──────── Data extract

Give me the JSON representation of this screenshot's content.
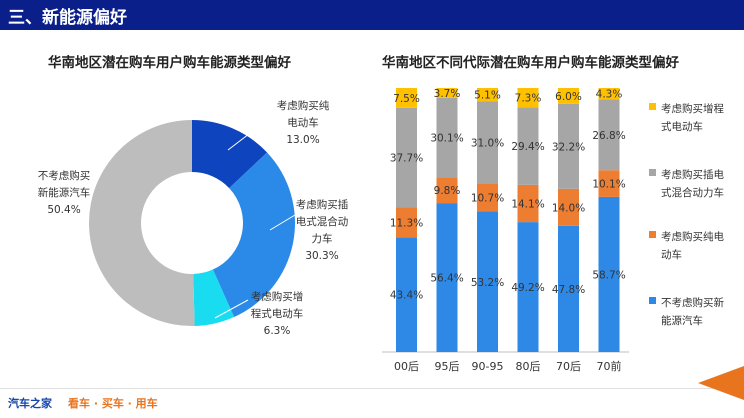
{
  "header": {
    "title": "三、新能源偏好"
  },
  "colors": {
    "header_bg": "#0a1f8a",
    "brand_blue": "#1546a8",
    "brand_orange": "#e8741e"
  },
  "footer": {
    "logo": "汽车之家",
    "slogan": "看车 · 买车 · 用车"
  },
  "chart_data": [
    {
      "type": "pie",
      "variant": "donut",
      "title": "华南地区潜在购车用户购车能源类型偏好",
      "slices": [
        {
          "label_lines": [
            "考虑购买纯",
            "电动车"
          ],
          "value": 13.0,
          "value_label": "13.0%",
          "color": "#0f44bf"
        },
        {
          "label_lines": [
            "考虑购买插",
            "电式混合动",
            "力车"
          ],
          "value": 30.3,
          "value_label": "30.3%",
          "color": "#2b8ae8"
        },
        {
          "label_lines": [
            "考虑购买增",
            "程式电动车"
          ],
          "value": 6.3,
          "value_label": "6.3%",
          "color": "#19dcf0"
        },
        {
          "label_lines": [
            "不考虑购买",
            "新能源汽车"
          ],
          "value": 50.4,
          "value_label": "50.4%",
          "color": "#bdbdbd"
        }
      ]
    },
    {
      "type": "bar",
      "variant": "stacked-100",
      "title": "华南地区不同代际潜在购车用户购车能源类型偏好",
      "categories": [
        "00后",
        "95后",
        "90-95",
        "80后",
        "70后",
        "70前"
      ],
      "legend_position": "right",
      "series": [
        {
          "name": "不考虑购买新能源汽车",
          "color": "#2e89e6",
          "values": [
            43.4,
            56.4,
            53.2,
            49.2,
            47.8,
            58.7
          ],
          "labels": [
            "43.4%",
            "56.4%",
            "53.2%",
            "49.2%",
            "47.8%",
            "58.7%"
          ]
        },
        {
          "name": "考虑购买纯电动车",
          "color": "#ed7d31",
          "values": [
            11.3,
            9.8,
            10.7,
            14.1,
            14.0,
            10.1
          ],
          "labels": [
            "11.3%",
            "9.8%",
            "10.7%",
            "14.1%",
            "14.0%",
            "10.1%"
          ]
        },
        {
          "name": "考虑购买插电式混合动力车",
          "color": "#a6a6a6",
          "values": [
            37.7,
            30.1,
            31.0,
            29.4,
            32.2,
            26.8
          ],
          "labels": [
            "37.7%",
            "30.1%",
            "31.0%",
            "29.4%",
            "32.2%",
            "26.8%"
          ]
        },
        {
          "name": "考虑购买增程式电动车",
          "color": "#ffc000",
          "values": [
            7.5,
            3.7,
            5.1,
            7.3,
            6.0,
            4.3
          ],
          "labels": [
            "7.5%",
            "3.7%",
            "5.1%",
            "7.3%",
            "6.0%",
            "4.3%"
          ]
        }
      ],
      "legend": [
        {
          "lines": [
            "考虑购买增程",
            "式电动车"
          ],
          "color": "#ffc000"
        },
        {
          "lines": [
            "考虑购买插电",
            "式混合动力车"
          ],
          "color": "#a6a6a6"
        },
        {
          "lines": [
            "考虑购买纯电",
            "动车"
          ],
          "color": "#ed7d31"
        },
        {
          "lines": [
            "不考虑购买新",
            "能源汽车"
          ],
          "color": "#2e89e6"
        }
      ]
    }
  ]
}
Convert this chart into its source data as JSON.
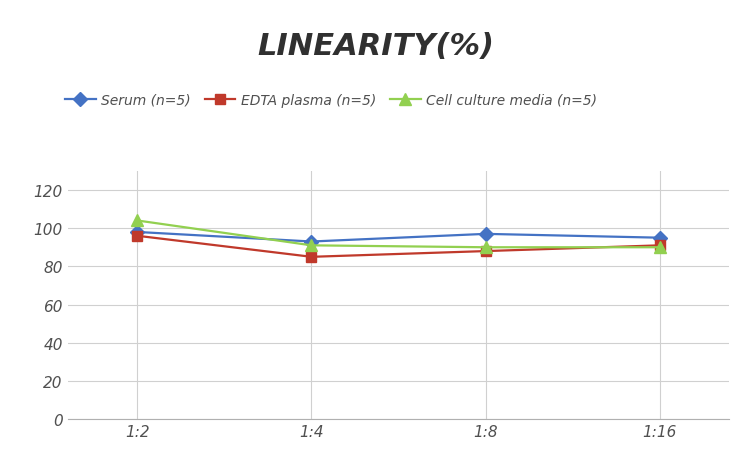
{
  "title": "LINEARITY(%)",
  "title_fontsize": 22,
  "title_fontstyle": "italic",
  "title_fontweight": "bold",
  "title_color": "#303030",
  "x_labels": [
    "1:2",
    "1:4",
    "1:8",
    "1:16"
  ],
  "x_values": [
    0,
    1,
    2,
    3
  ],
  "series": [
    {
      "label": "Serum (n=5)",
      "values": [
        98,
        93,
        97,
        95
      ],
      "color": "#4472C4",
      "marker": "D",
      "marker_size": 7,
      "linewidth": 1.6
    },
    {
      "label": "EDTA plasma (n=5)",
      "values": [
        96,
        85,
        88,
        91
      ],
      "color": "#C0392B",
      "marker": "s",
      "marker_size": 7,
      "linewidth": 1.6
    },
    {
      "label": "Cell culture media (n=5)",
      "values": [
        104,
        91,
        90,
        90
      ],
      "color": "#92D050",
      "marker": "^",
      "marker_size": 8,
      "linewidth": 1.6
    }
  ],
  "ylim": [
    0,
    130
  ],
  "yticks": [
    0,
    20,
    40,
    60,
    80,
    100,
    120
  ],
  "background_color": "#ffffff",
  "grid_color": "#d0d0d0",
  "legend_fontsize": 10,
  "tick_fontsize": 11,
  "tick_color": "#505050"
}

────────────────

**Exercise instructions**
Identify each line of the material where the word "this" shows up, and copy it.

**Answer in full**
Give me the JSON representation of this screenshot's content.
Convert this chart into its source data as JSON.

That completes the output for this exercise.